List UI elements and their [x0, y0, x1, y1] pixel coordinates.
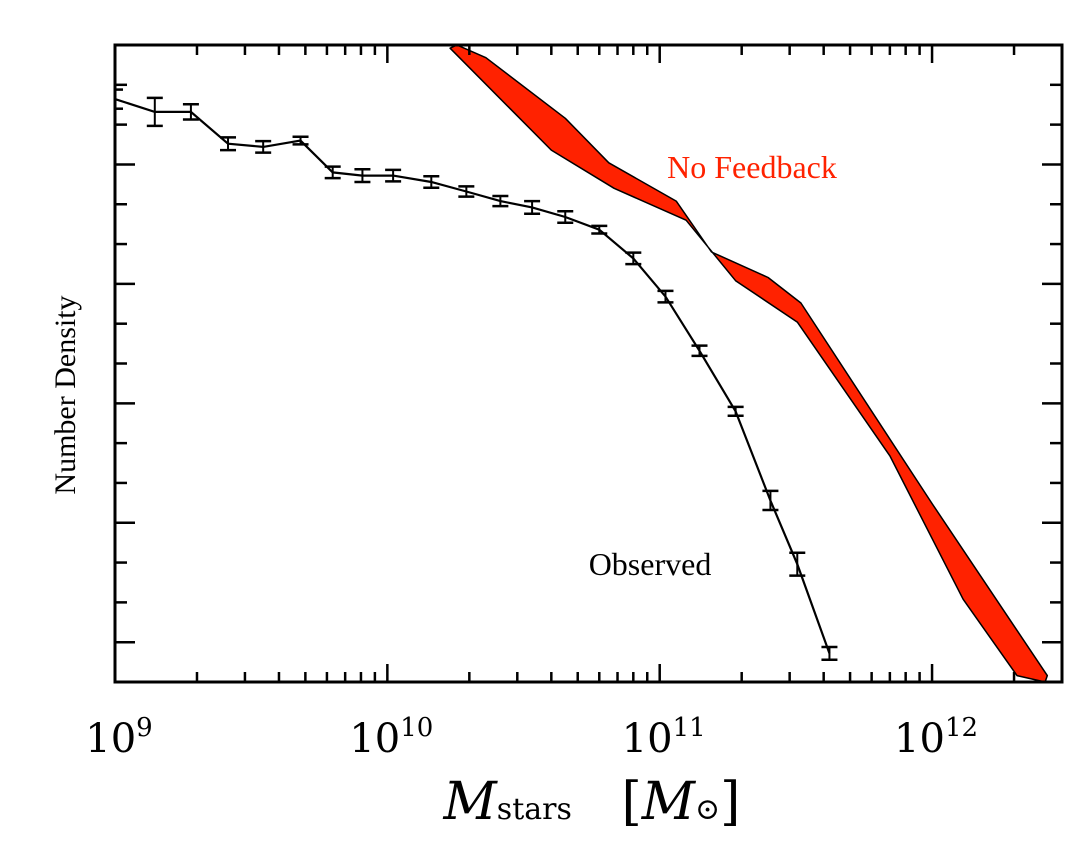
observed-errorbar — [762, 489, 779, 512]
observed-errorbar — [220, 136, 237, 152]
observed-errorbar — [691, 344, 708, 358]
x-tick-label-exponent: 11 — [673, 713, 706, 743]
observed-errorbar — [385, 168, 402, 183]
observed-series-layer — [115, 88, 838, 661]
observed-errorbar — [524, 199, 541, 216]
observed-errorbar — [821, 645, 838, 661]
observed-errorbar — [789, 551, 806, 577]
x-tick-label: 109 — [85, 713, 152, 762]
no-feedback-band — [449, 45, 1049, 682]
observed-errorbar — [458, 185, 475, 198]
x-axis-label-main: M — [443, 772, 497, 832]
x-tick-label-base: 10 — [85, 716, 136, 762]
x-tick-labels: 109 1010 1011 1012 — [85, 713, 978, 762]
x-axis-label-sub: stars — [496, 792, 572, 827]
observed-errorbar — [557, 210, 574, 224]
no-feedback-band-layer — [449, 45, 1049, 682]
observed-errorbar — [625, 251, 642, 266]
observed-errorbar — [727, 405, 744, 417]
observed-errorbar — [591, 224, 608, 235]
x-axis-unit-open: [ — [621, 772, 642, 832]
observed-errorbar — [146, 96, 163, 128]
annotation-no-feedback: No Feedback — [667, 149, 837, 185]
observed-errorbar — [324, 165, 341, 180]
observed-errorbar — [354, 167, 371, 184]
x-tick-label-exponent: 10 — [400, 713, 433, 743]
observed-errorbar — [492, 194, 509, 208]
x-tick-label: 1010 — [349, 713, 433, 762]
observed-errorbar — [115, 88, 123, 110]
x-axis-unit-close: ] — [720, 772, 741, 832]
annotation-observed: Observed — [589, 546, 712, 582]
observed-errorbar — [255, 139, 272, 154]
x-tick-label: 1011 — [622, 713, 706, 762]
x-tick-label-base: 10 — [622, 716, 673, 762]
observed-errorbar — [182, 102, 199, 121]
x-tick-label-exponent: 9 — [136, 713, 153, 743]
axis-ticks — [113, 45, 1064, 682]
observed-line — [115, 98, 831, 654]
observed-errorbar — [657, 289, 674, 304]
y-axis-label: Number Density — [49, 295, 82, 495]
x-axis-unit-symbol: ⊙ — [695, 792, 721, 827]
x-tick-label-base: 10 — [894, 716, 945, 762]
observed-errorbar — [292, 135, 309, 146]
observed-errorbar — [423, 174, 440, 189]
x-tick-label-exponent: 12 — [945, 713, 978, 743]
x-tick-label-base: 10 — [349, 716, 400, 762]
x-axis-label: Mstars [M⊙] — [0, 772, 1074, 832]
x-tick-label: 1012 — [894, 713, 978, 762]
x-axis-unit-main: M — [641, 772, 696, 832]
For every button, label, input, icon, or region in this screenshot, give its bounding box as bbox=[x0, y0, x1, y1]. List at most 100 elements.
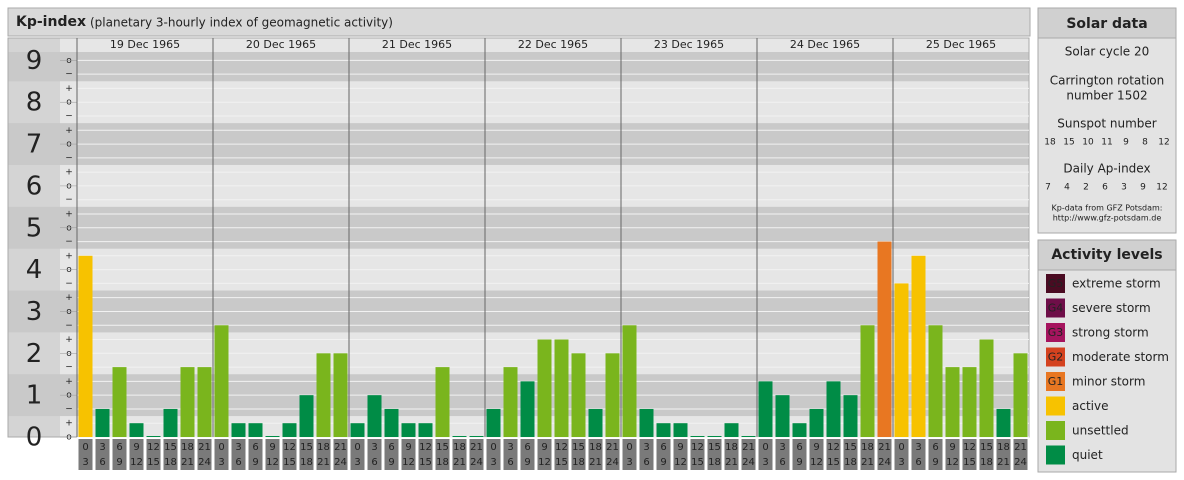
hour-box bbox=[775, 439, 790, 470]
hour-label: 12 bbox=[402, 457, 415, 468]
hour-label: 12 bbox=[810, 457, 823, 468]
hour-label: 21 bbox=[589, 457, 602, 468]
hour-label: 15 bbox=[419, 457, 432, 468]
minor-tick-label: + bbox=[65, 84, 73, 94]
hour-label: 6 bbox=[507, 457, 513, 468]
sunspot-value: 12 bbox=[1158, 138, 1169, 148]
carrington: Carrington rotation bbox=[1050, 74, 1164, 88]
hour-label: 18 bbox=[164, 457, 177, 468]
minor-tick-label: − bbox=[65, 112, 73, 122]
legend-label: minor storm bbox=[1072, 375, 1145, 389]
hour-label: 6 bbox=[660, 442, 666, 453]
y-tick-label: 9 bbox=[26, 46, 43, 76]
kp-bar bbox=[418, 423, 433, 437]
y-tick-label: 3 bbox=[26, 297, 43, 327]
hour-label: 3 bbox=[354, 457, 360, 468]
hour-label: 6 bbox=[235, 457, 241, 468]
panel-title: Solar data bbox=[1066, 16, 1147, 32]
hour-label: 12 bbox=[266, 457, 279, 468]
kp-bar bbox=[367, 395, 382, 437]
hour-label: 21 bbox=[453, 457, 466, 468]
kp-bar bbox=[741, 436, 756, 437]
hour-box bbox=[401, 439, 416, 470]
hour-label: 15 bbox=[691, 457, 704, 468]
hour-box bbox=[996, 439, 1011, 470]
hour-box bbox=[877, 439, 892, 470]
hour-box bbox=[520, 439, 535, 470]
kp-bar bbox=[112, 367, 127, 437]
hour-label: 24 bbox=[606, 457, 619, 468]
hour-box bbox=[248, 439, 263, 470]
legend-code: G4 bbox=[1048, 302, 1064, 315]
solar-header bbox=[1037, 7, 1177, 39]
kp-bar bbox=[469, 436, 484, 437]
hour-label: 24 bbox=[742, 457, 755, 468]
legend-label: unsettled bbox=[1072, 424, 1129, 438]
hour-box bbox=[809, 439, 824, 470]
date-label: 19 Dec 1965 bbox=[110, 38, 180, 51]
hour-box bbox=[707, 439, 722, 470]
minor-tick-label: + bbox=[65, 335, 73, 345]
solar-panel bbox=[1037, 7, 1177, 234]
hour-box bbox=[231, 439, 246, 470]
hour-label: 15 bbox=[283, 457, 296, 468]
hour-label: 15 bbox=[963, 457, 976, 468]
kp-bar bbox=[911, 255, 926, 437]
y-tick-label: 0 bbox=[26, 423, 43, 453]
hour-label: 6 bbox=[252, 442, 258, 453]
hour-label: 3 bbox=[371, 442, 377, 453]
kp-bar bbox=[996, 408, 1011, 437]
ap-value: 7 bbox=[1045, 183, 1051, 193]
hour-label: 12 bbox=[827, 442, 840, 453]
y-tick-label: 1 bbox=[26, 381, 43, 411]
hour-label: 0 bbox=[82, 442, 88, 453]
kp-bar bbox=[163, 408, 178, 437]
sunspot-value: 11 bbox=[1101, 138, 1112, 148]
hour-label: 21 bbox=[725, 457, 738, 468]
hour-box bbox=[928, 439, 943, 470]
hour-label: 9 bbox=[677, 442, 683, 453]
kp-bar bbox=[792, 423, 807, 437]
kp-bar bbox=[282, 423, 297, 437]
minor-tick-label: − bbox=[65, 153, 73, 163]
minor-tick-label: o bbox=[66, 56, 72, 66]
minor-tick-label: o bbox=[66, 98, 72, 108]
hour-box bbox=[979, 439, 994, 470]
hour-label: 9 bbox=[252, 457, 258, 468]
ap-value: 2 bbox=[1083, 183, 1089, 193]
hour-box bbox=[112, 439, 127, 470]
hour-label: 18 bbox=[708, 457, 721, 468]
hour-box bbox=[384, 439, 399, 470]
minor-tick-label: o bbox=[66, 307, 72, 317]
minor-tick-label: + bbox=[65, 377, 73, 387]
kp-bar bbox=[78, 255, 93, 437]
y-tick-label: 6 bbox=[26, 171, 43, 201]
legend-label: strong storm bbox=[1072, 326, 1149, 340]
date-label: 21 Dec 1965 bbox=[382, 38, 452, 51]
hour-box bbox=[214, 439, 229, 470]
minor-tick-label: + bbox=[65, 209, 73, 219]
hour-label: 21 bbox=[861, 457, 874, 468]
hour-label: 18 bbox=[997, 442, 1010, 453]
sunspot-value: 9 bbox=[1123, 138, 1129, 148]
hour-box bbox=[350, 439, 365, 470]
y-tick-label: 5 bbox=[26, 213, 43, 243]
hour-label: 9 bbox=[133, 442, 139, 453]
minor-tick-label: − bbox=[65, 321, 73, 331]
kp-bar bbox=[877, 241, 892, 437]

* _Written instruction_
Output the rows from the line containing "observed-errorbar — [762, 489, 779, 512]" through the line containing "observed-errorbar — [458, 185, 475, 198]", inclusive, reproducing each line verbatim.

* _Final result_
observed-errorbar — [762, 489, 779, 512]
observed-errorbar — [220, 136, 237, 152]
observed-errorbar — [691, 344, 708, 358]
x-tick-label-exponent: 11 — [673, 713, 706, 743]
observed-errorbar — [385, 168, 402, 183]
observed-series-layer — [115, 88, 838, 661]
observed-errorbar — [524, 199, 541, 216]
observed-errorbar — [821, 645, 838, 661]
observed-errorbar — [789, 551, 806, 577]
x-tick-label: 109 — [85, 713, 152, 762]
no-feedback-band — [449, 45, 1049, 682]
observed-errorbar — [458, 185, 475, 198]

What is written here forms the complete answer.